• **TASK**
What is the number of lines in the entries below that include the word "méthodes"? Provide the number only.

━━━━━━━━━━

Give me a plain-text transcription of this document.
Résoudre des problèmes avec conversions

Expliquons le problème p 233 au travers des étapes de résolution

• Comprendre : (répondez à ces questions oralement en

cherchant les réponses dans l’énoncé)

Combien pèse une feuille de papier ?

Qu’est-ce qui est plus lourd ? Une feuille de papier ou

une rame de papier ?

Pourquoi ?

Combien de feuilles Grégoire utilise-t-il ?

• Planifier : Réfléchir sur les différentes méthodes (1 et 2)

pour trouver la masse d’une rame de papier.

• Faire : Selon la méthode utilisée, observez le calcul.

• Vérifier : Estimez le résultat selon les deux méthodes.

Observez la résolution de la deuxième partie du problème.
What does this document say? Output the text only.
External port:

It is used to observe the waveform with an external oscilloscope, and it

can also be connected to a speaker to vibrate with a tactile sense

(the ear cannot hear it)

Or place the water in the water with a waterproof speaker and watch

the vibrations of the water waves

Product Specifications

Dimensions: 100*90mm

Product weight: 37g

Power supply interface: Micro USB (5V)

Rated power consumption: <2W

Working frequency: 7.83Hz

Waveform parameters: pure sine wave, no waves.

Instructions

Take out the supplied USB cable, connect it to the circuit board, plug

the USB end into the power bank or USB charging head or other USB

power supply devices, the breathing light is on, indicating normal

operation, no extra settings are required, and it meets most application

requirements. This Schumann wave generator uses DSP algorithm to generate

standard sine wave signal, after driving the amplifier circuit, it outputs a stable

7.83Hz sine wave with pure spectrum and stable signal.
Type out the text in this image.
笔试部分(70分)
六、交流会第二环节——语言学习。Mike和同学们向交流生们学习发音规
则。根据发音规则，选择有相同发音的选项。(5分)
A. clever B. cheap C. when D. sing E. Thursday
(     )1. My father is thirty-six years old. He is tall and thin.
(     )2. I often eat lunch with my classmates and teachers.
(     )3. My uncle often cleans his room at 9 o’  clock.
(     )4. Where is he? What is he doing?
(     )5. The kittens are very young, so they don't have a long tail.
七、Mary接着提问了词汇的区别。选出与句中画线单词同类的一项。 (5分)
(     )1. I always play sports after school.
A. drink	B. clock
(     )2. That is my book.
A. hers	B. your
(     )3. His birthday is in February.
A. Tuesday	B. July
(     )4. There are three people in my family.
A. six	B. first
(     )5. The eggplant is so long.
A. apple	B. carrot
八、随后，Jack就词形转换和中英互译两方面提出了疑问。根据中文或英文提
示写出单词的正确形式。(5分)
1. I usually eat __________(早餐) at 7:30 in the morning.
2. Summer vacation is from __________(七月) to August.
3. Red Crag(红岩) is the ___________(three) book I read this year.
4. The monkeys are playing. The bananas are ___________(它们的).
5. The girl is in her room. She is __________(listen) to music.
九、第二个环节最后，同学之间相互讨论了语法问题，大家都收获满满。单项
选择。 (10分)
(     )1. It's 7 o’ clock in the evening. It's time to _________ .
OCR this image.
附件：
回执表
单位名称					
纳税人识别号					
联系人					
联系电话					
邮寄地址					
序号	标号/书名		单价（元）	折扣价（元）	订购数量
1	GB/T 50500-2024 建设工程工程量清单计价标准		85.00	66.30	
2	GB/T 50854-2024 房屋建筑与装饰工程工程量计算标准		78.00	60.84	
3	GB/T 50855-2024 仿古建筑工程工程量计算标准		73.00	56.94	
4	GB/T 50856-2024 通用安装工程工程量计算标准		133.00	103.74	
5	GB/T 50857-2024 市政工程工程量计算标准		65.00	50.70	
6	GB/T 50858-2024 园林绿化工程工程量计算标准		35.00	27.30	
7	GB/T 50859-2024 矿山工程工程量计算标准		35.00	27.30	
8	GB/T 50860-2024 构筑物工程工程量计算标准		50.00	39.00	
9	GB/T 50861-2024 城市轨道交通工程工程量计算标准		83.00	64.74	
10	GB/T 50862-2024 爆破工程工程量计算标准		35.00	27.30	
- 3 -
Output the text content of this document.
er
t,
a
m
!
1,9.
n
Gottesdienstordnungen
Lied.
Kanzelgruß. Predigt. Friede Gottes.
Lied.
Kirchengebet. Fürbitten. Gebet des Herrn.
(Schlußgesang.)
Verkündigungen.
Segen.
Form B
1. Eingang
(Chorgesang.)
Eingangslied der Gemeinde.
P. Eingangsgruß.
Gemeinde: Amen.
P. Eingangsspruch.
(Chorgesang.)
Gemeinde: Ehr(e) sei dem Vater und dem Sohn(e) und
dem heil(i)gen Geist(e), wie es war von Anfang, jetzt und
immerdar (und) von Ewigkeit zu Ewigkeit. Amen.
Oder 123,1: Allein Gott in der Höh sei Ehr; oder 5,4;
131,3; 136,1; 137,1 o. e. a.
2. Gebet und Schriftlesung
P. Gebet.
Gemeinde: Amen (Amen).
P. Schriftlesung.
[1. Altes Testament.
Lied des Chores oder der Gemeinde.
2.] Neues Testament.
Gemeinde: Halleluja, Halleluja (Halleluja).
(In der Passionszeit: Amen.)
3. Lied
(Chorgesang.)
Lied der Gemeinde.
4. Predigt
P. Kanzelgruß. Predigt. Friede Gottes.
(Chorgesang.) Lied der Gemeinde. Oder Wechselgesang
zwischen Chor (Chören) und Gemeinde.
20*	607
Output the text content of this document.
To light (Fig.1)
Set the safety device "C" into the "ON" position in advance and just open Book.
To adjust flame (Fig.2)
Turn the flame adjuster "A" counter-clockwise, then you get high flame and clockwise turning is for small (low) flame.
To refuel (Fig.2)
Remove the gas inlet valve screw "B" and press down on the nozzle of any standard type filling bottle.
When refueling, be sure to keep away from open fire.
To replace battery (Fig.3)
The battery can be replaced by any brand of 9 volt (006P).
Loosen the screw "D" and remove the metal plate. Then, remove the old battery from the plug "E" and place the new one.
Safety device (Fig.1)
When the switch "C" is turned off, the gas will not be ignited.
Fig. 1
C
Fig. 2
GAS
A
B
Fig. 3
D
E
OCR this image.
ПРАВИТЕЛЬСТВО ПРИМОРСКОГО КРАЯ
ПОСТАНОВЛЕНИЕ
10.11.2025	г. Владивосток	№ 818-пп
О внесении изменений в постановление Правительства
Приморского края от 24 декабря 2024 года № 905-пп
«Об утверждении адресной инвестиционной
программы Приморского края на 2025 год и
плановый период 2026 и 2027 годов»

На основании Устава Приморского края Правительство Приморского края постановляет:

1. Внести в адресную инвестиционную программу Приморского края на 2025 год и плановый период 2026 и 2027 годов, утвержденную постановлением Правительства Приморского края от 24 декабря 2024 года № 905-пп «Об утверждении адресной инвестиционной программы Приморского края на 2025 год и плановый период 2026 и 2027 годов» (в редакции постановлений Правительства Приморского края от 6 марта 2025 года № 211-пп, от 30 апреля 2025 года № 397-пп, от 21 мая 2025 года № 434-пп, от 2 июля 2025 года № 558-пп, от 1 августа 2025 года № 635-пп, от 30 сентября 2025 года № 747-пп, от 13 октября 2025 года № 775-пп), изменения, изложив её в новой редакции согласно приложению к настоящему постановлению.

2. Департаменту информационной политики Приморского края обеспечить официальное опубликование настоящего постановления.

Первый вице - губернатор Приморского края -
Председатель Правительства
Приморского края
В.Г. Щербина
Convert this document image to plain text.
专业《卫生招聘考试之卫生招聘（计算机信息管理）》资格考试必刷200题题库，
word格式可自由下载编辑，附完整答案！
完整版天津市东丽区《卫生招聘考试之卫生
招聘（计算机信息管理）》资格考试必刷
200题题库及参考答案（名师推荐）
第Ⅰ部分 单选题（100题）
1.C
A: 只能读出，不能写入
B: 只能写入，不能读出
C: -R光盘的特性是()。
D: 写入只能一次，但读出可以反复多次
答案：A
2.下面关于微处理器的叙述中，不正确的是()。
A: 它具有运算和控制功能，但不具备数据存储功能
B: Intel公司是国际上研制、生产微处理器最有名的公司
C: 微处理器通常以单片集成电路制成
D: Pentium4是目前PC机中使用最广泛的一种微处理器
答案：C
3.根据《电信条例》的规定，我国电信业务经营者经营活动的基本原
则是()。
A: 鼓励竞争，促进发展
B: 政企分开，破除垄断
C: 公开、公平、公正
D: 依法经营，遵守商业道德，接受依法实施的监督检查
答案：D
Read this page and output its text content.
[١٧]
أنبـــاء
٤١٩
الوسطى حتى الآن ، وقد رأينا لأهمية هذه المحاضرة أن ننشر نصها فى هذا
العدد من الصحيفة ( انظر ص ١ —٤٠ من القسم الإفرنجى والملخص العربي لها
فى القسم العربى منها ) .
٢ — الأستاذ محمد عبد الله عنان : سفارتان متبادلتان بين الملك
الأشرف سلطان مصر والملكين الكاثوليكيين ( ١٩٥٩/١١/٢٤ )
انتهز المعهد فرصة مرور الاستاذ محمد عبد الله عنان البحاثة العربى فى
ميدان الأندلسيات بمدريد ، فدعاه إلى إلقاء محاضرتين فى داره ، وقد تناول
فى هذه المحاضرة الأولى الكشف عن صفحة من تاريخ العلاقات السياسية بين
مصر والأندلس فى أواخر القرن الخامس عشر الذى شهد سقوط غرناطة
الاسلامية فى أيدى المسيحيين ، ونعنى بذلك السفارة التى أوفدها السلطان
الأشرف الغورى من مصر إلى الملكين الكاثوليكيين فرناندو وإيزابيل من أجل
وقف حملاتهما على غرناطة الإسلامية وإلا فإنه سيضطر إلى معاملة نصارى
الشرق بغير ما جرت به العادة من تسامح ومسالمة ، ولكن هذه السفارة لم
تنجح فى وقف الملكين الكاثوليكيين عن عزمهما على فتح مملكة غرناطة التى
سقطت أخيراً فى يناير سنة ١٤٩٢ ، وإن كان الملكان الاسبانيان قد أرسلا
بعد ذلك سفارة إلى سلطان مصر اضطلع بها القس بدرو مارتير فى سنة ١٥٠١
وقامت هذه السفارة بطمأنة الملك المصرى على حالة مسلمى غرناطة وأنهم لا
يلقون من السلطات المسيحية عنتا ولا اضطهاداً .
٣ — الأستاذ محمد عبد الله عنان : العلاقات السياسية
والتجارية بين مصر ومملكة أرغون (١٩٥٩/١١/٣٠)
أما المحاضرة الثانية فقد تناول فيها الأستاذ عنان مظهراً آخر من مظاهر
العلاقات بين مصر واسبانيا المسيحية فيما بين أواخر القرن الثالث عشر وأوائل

━━━━━━━━━━

• **FULL OUTPUT**
2